-- Work required --
Please list all lines of the material below in which the string "this" occurs.

begin

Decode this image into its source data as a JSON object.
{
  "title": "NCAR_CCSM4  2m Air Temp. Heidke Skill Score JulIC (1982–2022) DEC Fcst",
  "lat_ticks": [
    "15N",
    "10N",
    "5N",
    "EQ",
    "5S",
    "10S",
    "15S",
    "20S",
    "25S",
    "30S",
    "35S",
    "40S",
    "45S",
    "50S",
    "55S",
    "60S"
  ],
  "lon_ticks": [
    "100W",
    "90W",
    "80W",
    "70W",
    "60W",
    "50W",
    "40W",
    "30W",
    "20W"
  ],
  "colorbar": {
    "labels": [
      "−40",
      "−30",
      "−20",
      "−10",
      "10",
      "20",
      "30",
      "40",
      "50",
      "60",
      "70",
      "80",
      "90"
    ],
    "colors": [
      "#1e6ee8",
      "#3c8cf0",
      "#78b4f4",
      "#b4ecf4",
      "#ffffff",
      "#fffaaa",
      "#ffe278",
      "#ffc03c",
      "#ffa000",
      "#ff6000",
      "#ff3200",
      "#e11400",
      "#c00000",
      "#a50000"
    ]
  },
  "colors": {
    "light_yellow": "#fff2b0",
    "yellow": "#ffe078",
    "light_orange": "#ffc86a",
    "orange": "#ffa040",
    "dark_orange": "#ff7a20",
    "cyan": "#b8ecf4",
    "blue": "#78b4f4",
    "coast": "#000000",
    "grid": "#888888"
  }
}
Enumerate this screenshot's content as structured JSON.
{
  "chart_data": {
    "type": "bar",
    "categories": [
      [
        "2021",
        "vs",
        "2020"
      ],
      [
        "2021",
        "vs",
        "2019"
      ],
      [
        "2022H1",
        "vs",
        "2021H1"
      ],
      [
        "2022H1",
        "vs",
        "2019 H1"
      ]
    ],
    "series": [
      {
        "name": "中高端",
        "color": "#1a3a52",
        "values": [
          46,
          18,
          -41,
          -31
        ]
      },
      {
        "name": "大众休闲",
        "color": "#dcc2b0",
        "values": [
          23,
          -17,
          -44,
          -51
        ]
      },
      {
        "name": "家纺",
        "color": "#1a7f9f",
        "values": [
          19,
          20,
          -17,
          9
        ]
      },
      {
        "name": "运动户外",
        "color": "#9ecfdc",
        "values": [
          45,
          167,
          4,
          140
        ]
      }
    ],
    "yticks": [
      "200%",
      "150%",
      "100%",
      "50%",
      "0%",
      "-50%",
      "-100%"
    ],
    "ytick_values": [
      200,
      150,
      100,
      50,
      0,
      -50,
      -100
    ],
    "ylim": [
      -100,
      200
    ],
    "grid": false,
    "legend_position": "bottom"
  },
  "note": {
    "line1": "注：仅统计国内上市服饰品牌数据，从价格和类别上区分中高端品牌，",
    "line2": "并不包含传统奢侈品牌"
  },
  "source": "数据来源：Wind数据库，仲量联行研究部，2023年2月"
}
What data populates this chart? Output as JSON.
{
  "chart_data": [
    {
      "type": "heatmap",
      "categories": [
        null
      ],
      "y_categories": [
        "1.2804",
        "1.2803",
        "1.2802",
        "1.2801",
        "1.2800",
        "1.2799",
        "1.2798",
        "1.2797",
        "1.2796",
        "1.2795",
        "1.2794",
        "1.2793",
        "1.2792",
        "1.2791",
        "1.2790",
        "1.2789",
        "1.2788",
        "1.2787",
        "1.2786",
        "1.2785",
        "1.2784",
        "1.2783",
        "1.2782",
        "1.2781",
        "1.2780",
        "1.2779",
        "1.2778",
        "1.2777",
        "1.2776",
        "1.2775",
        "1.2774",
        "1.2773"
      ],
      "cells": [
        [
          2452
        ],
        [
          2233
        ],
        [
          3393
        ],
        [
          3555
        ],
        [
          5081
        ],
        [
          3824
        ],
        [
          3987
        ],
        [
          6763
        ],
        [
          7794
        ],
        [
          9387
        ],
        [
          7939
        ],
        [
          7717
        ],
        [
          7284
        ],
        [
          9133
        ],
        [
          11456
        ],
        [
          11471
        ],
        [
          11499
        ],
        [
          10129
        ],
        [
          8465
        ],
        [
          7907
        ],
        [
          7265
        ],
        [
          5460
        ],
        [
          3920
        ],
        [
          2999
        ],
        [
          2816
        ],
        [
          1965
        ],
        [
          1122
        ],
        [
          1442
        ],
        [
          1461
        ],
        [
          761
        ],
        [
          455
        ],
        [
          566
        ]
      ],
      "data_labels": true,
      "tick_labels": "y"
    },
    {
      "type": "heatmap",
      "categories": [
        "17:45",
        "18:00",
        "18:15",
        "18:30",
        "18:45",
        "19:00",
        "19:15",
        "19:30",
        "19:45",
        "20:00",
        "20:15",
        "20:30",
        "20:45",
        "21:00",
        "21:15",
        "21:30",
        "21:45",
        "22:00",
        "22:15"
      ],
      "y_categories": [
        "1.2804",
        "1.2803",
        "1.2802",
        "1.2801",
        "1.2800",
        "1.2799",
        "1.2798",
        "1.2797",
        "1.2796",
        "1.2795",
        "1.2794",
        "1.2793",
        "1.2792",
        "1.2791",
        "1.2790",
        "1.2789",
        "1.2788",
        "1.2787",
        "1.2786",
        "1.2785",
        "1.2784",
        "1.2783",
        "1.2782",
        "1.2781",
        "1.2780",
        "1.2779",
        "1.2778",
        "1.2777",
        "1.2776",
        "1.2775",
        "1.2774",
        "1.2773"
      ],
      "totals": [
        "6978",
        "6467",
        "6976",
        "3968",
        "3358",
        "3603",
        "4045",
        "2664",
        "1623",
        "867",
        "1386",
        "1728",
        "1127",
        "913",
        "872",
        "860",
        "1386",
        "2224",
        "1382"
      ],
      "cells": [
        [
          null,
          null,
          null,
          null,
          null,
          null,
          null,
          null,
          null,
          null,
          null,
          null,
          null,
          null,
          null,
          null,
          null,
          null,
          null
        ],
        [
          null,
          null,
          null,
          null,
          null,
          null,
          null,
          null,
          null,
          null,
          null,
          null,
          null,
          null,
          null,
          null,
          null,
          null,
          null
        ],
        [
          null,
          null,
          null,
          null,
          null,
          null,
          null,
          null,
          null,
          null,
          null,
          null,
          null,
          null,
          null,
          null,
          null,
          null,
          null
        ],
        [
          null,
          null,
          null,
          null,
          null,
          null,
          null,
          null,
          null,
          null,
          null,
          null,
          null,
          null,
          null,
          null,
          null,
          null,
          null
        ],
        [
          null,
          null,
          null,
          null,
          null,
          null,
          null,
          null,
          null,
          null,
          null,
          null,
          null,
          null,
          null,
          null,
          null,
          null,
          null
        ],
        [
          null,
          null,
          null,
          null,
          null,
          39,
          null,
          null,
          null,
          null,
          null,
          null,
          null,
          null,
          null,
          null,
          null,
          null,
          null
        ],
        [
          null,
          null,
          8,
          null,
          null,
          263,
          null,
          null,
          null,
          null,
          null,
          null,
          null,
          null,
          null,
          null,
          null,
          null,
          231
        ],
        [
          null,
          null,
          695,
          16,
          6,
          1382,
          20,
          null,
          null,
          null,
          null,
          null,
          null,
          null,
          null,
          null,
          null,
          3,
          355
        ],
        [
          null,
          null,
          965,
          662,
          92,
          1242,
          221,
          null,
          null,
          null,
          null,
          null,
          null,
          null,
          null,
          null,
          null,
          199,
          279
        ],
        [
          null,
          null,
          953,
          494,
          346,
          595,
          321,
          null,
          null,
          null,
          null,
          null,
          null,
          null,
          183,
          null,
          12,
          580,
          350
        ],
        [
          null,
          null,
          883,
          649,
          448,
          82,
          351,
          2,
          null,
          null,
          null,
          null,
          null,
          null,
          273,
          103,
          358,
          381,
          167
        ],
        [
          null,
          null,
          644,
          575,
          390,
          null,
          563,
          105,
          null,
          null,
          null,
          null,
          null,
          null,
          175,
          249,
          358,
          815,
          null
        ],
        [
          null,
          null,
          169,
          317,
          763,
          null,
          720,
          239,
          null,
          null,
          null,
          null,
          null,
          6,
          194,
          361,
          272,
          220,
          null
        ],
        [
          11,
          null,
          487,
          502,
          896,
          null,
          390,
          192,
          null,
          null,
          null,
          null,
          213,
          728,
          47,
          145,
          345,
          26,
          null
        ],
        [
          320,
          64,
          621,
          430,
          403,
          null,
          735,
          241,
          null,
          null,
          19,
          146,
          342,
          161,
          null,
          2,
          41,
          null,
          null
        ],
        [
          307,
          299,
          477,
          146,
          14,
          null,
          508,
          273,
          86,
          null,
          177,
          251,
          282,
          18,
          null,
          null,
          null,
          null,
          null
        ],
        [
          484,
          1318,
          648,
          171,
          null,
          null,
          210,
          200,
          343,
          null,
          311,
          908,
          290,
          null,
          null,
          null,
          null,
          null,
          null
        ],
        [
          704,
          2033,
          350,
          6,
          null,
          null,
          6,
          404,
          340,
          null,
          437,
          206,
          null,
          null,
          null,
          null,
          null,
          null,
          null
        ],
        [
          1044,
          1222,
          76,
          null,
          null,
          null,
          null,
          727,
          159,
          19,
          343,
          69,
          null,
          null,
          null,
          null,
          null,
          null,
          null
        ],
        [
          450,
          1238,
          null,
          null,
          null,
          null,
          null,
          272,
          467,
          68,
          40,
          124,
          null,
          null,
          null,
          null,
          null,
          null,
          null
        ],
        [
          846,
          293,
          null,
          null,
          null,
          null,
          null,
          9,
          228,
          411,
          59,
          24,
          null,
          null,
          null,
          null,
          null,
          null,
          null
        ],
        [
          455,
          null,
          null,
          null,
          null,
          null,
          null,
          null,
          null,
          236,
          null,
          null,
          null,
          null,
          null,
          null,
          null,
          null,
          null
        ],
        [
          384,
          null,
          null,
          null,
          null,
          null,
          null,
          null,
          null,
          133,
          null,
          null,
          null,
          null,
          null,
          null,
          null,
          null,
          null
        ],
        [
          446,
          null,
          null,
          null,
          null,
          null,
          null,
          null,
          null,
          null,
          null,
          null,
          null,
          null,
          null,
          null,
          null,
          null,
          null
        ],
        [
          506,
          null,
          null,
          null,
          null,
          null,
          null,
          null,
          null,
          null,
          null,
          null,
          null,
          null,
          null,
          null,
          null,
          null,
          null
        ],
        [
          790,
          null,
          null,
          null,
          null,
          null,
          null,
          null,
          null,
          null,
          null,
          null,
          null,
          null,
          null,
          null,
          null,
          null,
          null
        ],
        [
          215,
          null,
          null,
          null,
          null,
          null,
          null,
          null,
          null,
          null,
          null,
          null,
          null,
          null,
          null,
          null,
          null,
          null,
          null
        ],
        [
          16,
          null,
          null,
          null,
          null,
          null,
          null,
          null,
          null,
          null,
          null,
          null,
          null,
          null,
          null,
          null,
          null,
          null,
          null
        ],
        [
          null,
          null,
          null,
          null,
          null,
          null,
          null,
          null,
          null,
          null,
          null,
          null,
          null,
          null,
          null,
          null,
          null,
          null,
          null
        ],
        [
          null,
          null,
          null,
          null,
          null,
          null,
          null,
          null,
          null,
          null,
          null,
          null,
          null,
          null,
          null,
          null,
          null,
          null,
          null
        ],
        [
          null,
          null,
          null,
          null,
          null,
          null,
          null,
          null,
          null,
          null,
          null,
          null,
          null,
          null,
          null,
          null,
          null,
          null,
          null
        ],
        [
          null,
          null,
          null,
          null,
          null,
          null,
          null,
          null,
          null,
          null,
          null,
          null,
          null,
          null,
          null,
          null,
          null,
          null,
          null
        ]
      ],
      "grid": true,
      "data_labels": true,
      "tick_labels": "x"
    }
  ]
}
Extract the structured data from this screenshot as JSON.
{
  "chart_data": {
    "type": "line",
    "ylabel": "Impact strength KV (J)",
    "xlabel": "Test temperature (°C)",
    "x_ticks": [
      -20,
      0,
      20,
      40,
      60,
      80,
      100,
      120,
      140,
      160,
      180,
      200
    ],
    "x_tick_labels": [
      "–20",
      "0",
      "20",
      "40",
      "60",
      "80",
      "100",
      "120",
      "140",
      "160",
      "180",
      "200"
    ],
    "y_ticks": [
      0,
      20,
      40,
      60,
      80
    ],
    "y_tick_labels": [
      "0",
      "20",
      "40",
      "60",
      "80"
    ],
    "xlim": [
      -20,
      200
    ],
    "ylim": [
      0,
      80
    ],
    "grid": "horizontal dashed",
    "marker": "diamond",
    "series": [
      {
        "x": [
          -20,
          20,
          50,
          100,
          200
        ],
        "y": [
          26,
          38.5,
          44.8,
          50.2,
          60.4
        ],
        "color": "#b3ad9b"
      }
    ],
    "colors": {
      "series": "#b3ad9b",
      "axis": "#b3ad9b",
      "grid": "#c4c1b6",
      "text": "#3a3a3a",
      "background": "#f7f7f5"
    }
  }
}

end

-- Full response --
Decode this image into its source data as a JSON object.
Enumerate this screenshot's content as structured JSON.
What data populates this chart? Output as JSON.
Extract the structured data from this screenshot as JSON.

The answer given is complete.